Box coordinate listings
[START]
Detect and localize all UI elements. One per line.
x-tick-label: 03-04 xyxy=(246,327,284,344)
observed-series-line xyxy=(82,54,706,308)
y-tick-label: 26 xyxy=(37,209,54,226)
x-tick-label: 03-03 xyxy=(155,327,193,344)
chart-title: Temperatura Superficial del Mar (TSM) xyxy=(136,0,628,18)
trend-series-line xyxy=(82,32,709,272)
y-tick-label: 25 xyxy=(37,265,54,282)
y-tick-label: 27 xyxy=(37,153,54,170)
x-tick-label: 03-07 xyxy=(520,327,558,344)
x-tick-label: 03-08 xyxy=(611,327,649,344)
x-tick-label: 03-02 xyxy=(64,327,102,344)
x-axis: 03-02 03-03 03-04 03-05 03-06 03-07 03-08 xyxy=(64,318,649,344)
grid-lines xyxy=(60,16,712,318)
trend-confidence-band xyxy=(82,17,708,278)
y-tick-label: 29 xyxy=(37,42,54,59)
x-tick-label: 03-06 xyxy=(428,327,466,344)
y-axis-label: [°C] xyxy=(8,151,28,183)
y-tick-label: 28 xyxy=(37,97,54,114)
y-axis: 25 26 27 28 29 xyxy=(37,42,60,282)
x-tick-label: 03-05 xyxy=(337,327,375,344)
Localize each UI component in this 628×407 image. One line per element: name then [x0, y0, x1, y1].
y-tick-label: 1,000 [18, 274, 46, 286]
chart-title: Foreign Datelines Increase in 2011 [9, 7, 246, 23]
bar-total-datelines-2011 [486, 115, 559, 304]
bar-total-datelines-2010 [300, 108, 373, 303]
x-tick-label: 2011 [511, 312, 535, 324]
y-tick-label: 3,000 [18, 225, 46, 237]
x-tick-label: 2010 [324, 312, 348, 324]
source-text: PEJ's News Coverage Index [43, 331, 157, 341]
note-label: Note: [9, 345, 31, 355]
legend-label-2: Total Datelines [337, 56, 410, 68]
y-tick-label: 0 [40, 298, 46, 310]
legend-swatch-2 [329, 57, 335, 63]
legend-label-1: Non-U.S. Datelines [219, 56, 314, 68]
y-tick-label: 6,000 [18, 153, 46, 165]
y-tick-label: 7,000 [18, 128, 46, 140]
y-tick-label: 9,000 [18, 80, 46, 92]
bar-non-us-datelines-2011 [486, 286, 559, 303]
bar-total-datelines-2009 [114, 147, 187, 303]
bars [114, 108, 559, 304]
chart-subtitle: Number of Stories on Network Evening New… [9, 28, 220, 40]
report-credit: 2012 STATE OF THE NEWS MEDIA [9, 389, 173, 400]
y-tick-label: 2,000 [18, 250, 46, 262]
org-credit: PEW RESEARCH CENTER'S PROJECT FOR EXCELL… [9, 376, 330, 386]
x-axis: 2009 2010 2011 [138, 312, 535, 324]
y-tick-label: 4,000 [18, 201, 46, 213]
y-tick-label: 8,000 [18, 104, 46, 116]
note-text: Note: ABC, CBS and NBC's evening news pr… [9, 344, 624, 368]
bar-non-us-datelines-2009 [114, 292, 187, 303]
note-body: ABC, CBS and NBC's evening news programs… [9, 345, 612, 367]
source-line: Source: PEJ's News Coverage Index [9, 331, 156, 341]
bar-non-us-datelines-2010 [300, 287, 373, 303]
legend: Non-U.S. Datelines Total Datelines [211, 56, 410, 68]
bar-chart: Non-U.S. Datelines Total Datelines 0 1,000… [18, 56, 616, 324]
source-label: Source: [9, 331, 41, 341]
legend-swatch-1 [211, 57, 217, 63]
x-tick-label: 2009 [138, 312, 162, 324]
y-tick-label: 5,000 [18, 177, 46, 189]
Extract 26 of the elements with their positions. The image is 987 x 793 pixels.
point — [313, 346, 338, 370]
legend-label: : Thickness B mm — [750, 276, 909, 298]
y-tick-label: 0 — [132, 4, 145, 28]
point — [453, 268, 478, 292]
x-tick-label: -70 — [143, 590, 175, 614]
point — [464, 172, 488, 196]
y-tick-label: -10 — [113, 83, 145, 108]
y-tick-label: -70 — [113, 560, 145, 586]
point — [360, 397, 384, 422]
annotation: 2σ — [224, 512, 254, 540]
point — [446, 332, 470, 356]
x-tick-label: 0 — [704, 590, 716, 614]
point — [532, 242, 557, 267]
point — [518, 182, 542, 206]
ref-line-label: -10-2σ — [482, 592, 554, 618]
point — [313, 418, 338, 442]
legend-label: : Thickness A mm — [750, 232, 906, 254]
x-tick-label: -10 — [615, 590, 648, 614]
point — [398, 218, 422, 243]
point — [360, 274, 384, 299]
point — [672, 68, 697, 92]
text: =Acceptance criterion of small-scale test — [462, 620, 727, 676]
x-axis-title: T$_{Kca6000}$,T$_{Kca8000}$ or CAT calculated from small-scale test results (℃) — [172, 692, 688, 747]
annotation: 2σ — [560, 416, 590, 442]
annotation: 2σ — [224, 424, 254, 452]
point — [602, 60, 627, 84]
[END]
WHAT IS REQUIRED:
Print every row above again, one line per row, with each character unchanged.

RESPONSE TO THIS TASK:
Detect and localize all UI elements. One per line.
x-tick-label: 03-04 xyxy=(246,327,284,344)
observed-series-line xyxy=(82,54,706,308)
y-tick-label: 26 xyxy=(37,209,54,226)
x-tick-label: 03-03 xyxy=(155,327,193,344)
chart-title: Temperatura Superficial del Mar (TSM) xyxy=(136,0,628,18)
trend-series-line xyxy=(82,32,709,272)
y-tick-label: 25 xyxy=(37,265,54,282)
y-tick-label: 27 xyxy=(37,153,54,170)
x-tick-label: 03-07 xyxy=(520,327,558,344)
x-tick-label: 03-08 xyxy=(611,327,649,344)
x-tick-label: 03-02 xyxy=(64,327,102,344)
x-axis: 03-02 03-03 03-04 03-05 03-06 03-07 03-08 xyxy=(64,318,649,344)
grid-lines xyxy=(60,16,712,318)
trend-confidence-band xyxy=(82,17,708,278)
y-tick-label: 29 xyxy=(37,42,54,59)
x-tick-label: 03-06 xyxy=(428,327,466,344)
y-axis-label: [°C] xyxy=(8,151,28,183)
y-tick-label: 28 xyxy=(37,97,54,114)
y-axis: 25 26 27 28 29 xyxy=(37,42,60,282)
x-tick-label: 03-05 xyxy=(337,327,375,344)
Localize each UI component in this 628×407 image. One line per element: name then [x0, y0, x1, y1].
y-tick-label: 1,000 [18, 274, 46, 286]
chart-title: Foreign Datelines Increase in 2011 [9, 7, 246, 23]
bar-total-datelines-2011 [486, 115, 559, 304]
bar-total-datelines-2010 [300, 108, 373, 303]
x-tick-label: 2011 [511, 312, 535, 324]
y-tick-label: 3,000 [18, 225, 46, 237]
x-tick-label: 2010 [324, 312, 348, 324]
source-text: PEJ's News Coverage Index [43, 331, 157, 341]
note-label: Note: [9, 345, 31, 355]
legend-label-2: Total Datelines [337, 56, 410, 68]
y-tick-label: 0 [40, 298, 46, 310]
legend-swatch-2 [329, 57, 335, 63]
legend-label-1: Non-U.S. Datelines [219, 56, 314, 68]
y-tick-label: 6,000 [18, 153, 46, 165]
y-tick-label: 7,000 [18, 128, 46, 140]
y-tick-label: 9,000 [18, 80, 46, 92]
bar-non-us-datelines-2011 [486, 286, 559, 303]
bar-total-datelines-2009 [114, 147, 187, 303]
bars [114, 108, 559, 304]
chart-subtitle: Number of Stories on Network Evening New… [9, 28, 220, 40]
report-credit: 2012 STATE OF THE NEWS MEDIA [9, 389, 173, 400]
y-tick-label: 2,000 [18, 250, 46, 262]
org-credit: PEW RESEARCH CENTER'S PROJECT FOR EXCELL… [9, 376, 330, 386]
x-axis: 2009 2010 2011 [138, 312, 535, 324]
y-tick-label: 4,000 [18, 201, 46, 213]
y-tick-label: 8,000 [18, 104, 46, 116]
note-text: Note: ABC, CBS and NBC's evening news pr… [9, 344, 624, 368]
bar-non-us-datelines-2009 [114, 292, 187, 303]
note-body: ABC, CBS and NBC's evening news programs… [9, 345, 612, 367]
source-line: Source: PEJ's News Coverage Index [9, 331, 156, 341]
bar-non-us-datelines-2010 [300, 287, 373, 303]
legend: Non-U.S. Datelines Total Datelines [211, 56, 410, 68]
bar-chart: Non-U.S. Datelines Total Datelines 0 1,000… [18, 56, 616, 324]
source-label: Source: [9, 331, 41, 341]
legend-swatch-1 [211, 57, 217, 63]
x-tick-label: 2009 [138, 312, 162, 324]
y-tick-label: 5,000 [18, 177, 46, 189]
Extract 26 of the elements with their positions. The image is 987 x 793 pixels.
point — [313, 346, 338, 370]
legend-label: : Thickness B mm — [750, 276, 909, 298]
y-tick-label: 0 — [132, 4, 145, 28]
point — [453, 268, 478, 292]
x-tick-label: -70 — [143, 590, 175, 614]
point — [464, 172, 488, 196]
y-tick-label: -10 — [113, 83, 145, 108]
y-tick-label: -70 — [113, 560, 145, 586]
point — [360, 397, 384, 422]
annotation: 2σ — [224, 512, 254, 540]
point — [446, 332, 470, 356]
x-tick-label: 0 — [704, 590, 716, 614]
point — [532, 242, 557, 267]
point — [518, 182, 542, 206]
ref-line-label: -10-2σ — [482, 592, 554, 618]
point — [313, 418, 338, 442]
legend-label: : Thickness A mm — [750, 232, 906, 254]
x-tick-label: -10 — [615, 590, 648, 614]
point — [398, 218, 422, 243]
point — [360, 274, 384, 299]
point — [672, 68, 697, 92]
text: =Acceptance criterion of small-scale test — [462, 620, 727, 676]
x-axis-title: T$_{Kca6000}$,T$_{Kca8000}$ or CAT calculated from small-scale test results (℃) — [172, 692, 688, 747]
annotation: 2σ — [560, 416, 590, 442]
annotation: 2σ — [224, 424, 254, 452]
point — [602, 60, 627, 84]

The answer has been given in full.